*MATERIAL SHOWN:*
********************
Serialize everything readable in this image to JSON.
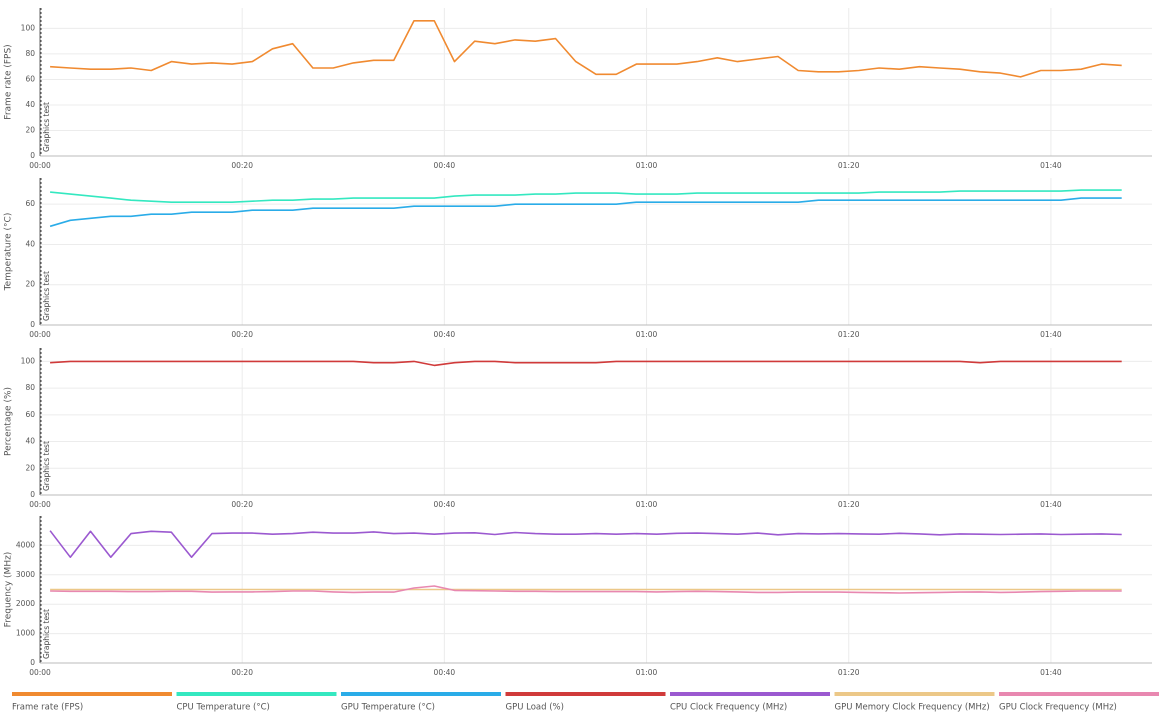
{
  "chart_data": [
    {
      "type": "line",
      "y_label": "Frame rate (FPS)",
      "annotation": "Graphics test",
      "grid": true,
      "xlim": [
        0,
        110
      ],
      "xticks": [
        {
          "value": 0,
          "label": "00:00"
        },
        {
          "value": 20,
          "label": "00:20"
        },
        {
          "value": 40,
          "label": "00:40"
        },
        {
          "value": 60,
          "label": "01:00"
        },
        {
          "value": 80,
          "label": "01:20"
        },
        {
          "value": 100,
          "label": "01:40"
        }
      ],
      "ylim": [
        0,
        116
      ],
      "yticks": [
        0,
        20,
        40,
        60,
        80,
        100
      ],
      "x": [
        1,
        3,
        5,
        7,
        9,
        11,
        13,
        15,
        17,
        19,
        21,
        23,
        25,
        27,
        29,
        31,
        33,
        35,
        37,
        39,
        41,
        43,
        45,
        47,
        49,
        51,
        53,
        55,
        57,
        59,
        61,
        63,
        65,
        67,
        69,
        71,
        73,
        75,
        77,
        79,
        81,
        83,
        85,
        87,
        89,
        91,
        93,
        95,
        97,
        99,
        101,
        103,
        105,
        107
      ],
      "series": [
        {
          "name": "Frame rate (FPS)",
          "color": "#f08a30",
          "values": [
            70,
            69,
            68,
            68,
            69,
            67,
            74,
            72,
            73,
            72,
            74,
            84,
            88,
            69,
            69,
            73,
            75,
            75,
            106,
            106,
            74,
            90,
            88,
            91,
            90,
            92,
            74,
            64,
            64,
            72,
            72,
            72,
            74,
            77,
            74,
            76,
            78,
            67,
            66,
            66,
            67,
            69,
            68,
            70,
            69,
            68,
            66,
            65,
            62,
            67,
            67,
            68,
            72,
            71
          ]
        }
      ]
    },
    {
      "type": "line",
      "y_label": "Temperature (°C)",
      "annotation": "Graphics test",
      "grid": true,
      "xlim": [
        0,
        110
      ],
      "xticks": [
        {
          "value": 0,
          "label": "00:00"
        },
        {
          "value": 20,
          "label": "00:20"
        },
        {
          "value": 40,
          "label": "00:40"
        },
        {
          "value": 60,
          "label": "01:00"
        },
        {
          "value": 80,
          "label": "01:20"
        },
        {
          "value": 100,
          "label": "01:40"
        }
      ],
      "ylim": [
        0,
        73
      ],
      "yticks": [
        0,
        20,
        40,
        60
      ],
      "x": [
        1,
        3,
        5,
        7,
        9,
        11,
        13,
        15,
        17,
        19,
        21,
        23,
        25,
        27,
        29,
        31,
        33,
        35,
        37,
        39,
        41,
        43,
        45,
        47,
        49,
        51,
        53,
        55,
        57,
        59,
        61,
        63,
        65,
        67,
        69,
        71,
        73,
        75,
        77,
        79,
        81,
        83,
        85,
        87,
        89,
        91,
        93,
        95,
        97,
        99,
        101,
        103,
        105,
        107
      ],
      "series": [
        {
          "name": "CPU Temperature (°C)",
          "color": "#34e8c0",
          "values": [
            66,
            65,
            64,
            63,
            62,
            61.5,
            61,
            61,
            61,
            61,
            61.5,
            62,
            62,
            62.5,
            62.5,
            63,
            63,
            63,
            63,
            63,
            64,
            64.5,
            64.5,
            64.5,
            65,
            65,
            65.5,
            65.5,
            65.5,
            65,
            65,
            65,
            65.5,
            65.5,
            65.5,
            65.5,
            65.5,
            65.5,
            65.5,
            65.5,
            65.5,
            66,
            66,
            66,
            66,
            66.5,
            66.5,
            66.5,
            66.5,
            66.5,
            66.5,
            67,
            67,
            67
          ]
        },
        {
          "name": "GPU Temperature (°C)",
          "color": "#2aace8",
          "values": [
            49,
            52,
            53,
            54,
            54,
            55,
            55,
            56,
            56,
            56,
            57,
            57,
            57,
            58,
            58,
            58,
            58,
            58,
            59,
            59,
            59,
            59,
            59,
            60,
            60,
            60,
            60,
            60,
            60,
            61,
            61,
            61,
            61,
            61,
            61,
            61,
            61,
            61,
            62,
            62,
            62,
            62,
            62,
            62,
            62,
            62,
            62,
            62,
            62,
            62,
            62,
            63,
            63,
            63
          ]
        }
      ]
    },
    {
      "type": "line",
      "y_label": "Percentage (%)",
      "annotation": "Graphics test",
      "grid": true,
      "xlim": [
        0,
        110
      ],
      "xticks": [
        {
          "value": 0,
          "label": "00:00"
        },
        {
          "value": 20,
          "label": "00:20"
        },
        {
          "value": 40,
          "label": "00:40"
        },
        {
          "value": 60,
          "label": "01:00"
        },
        {
          "value": 80,
          "label": "01:20"
        },
        {
          "value": 100,
          "label": "01:40"
        }
      ],
      "ylim": [
        0,
        110
      ],
      "yticks": [
        0,
        20,
        40,
        60,
        80,
        100
      ],
      "x": [
        1,
        3,
        5,
        7,
        9,
        11,
        13,
        15,
        17,
        19,
        21,
        23,
        25,
        27,
        29,
        31,
        33,
        35,
        37,
        39,
        41,
        43,
        45,
        47,
        49,
        51,
        53,
        55,
        57,
        59,
        61,
        63,
        65,
        67,
        69,
        71,
        73,
        75,
        77,
        79,
        81,
        83,
        85,
        87,
        89,
        91,
        93,
        95,
        97,
        99,
        101,
        103,
        105,
        107
      ],
      "series": [
        {
          "name": "GPU Load (%)",
          "color": "#d03a3a",
          "values": [
            99,
            100,
            100,
            100,
            100,
            100,
            100,
            100,
            100,
            100,
            100,
            100,
            100,
            100,
            100,
            100,
            99,
            99,
            100,
            97,
            99,
            100,
            100,
            99,
            99,
            99,
            99,
            99,
            100,
            100,
            100,
            100,
            100,
            100,
            100,
            100,
            100,
            100,
            100,
            100,
            100,
            100,
            100,
            100,
            100,
            100,
            99,
            100,
            100,
            100,
            100,
            100,
            100,
            100
          ]
        }
      ]
    },
    {
      "type": "line",
      "y_label": "Frequency (MHz)",
      "annotation": "Graphics test",
      "grid": true,
      "xlim": [
        0,
        110
      ],
      "xticks": [
        {
          "value": 0,
          "label": "00:00"
        },
        {
          "value": 20,
          "label": "00:20"
        },
        {
          "value": 40,
          "label": "00:40"
        },
        {
          "value": 60,
          "label": "01:00"
        },
        {
          "value": 80,
          "label": "01:20"
        },
        {
          "value": 100,
          "label": "01:40"
        }
      ],
      "ylim": [
        0,
        5000
      ],
      "yticks": [
        0,
        1000,
        2000,
        3000,
        4000
      ],
      "x": [
        1,
        3,
        5,
        7,
        9,
        11,
        13,
        15,
        17,
        19,
        21,
        23,
        25,
        27,
        29,
        31,
        33,
        35,
        37,
        39,
        41,
        43,
        45,
        47,
        49,
        51,
        53,
        55,
        57,
        59,
        61,
        63,
        65,
        67,
        69,
        71,
        73,
        75,
        77,
        79,
        81,
        83,
        85,
        87,
        89,
        91,
        93,
        95,
        97,
        99,
        101,
        103,
        105,
        107
      ],
      "series": [
        {
          "name": "CPU Clock Frequency (MHz)",
          "color": "#9b59d0",
          "values": [
            4500,
            3600,
            4480,
            3600,
            4400,
            4480,
            4450,
            3600,
            4400,
            4420,
            4420,
            4380,
            4400,
            4450,
            4420,
            4420,
            4460,
            4400,
            4420,
            4380,
            4420,
            4430,
            4370,
            4440,
            4400,
            4380,
            4380,
            4400,
            4380,
            4400,
            4380,
            4410,
            4420,
            4400,
            4380,
            4420,
            4360,
            4400,
            4390,
            4400,
            4390,
            4380,
            4410,
            4390,
            4360,
            4390,
            4380,
            4370,
            4380,
            4390,
            4370,
            4380,
            4390,
            4370
          ]
        },
        {
          "name": "GPU Memory Clock Frequency (MHz)",
          "color": "#ecc888",
          "values": [
            2500,
            2500,
            2500,
            2500,
            2500,
            2500,
            2500,
            2500,
            2500,
            2500,
            2500,
            2500,
            2500,
            2500,
            2500,
            2500,
            2500,
            2500,
            2500,
            2500,
            2500,
            2500,
            2500,
            2500,
            2500,
            2500,
            2500,
            2500,
            2500,
            2500,
            2500,
            2500,
            2500,
            2500,
            2500,
            2500,
            2500,
            2500,
            2500,
            2500,
            2500,
            2500,
            2500,
            2500,
            2500,
            2500,
            2500,
            2500,
            2500,
            2500,
            2500,
            2500,
            2500,
            2500
          ]
        },
        {
          "name": "GPU Clock Frequency (MHz)",
          "color": "#e888b0",
          "values": [
            2450,
            2440,
            2440,
            2440,
            2430,
            2430,
            2440,
            2440,
            2410,
            2420,
            2420,
            2430,
            2450,
            2450,
            2420,
            2400,
            2410,
            2410,
            2550,
            2620,
            2470,
            2460,
            2450,
            2440,
            2440,
            2430,
            2430,
            2430,
            2430,
            2430,
            2420,
            2430,
            2440,
            2430,
            2420,
            2400,
            2400,
            2410,
            2410,
            2410,
            2400,
            2390,
            2380,
            2390,
            2400,
            2410,
            2420,
            2400,
            2410,
            2430,
            2440,
            2450,
            2450,
            2450
          ]
        }
      ]
    }
  ]
}
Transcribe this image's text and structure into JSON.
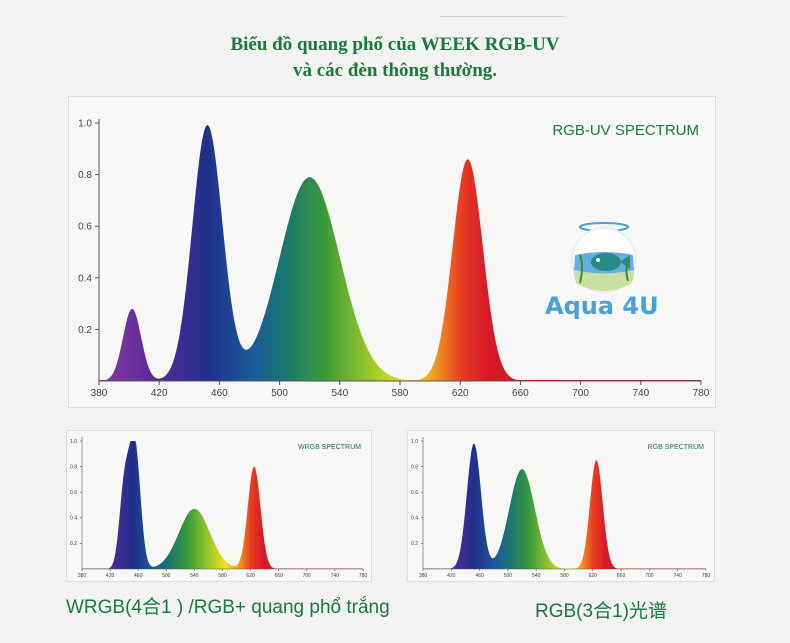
********************
*OBJECTIVE:* Show every line of the records above that contains the word "JSON".

*ANSWER FOR THE TASK:*
Serialize everything readable in this image to JSON.
Transcribe this image's text and structure into JSON.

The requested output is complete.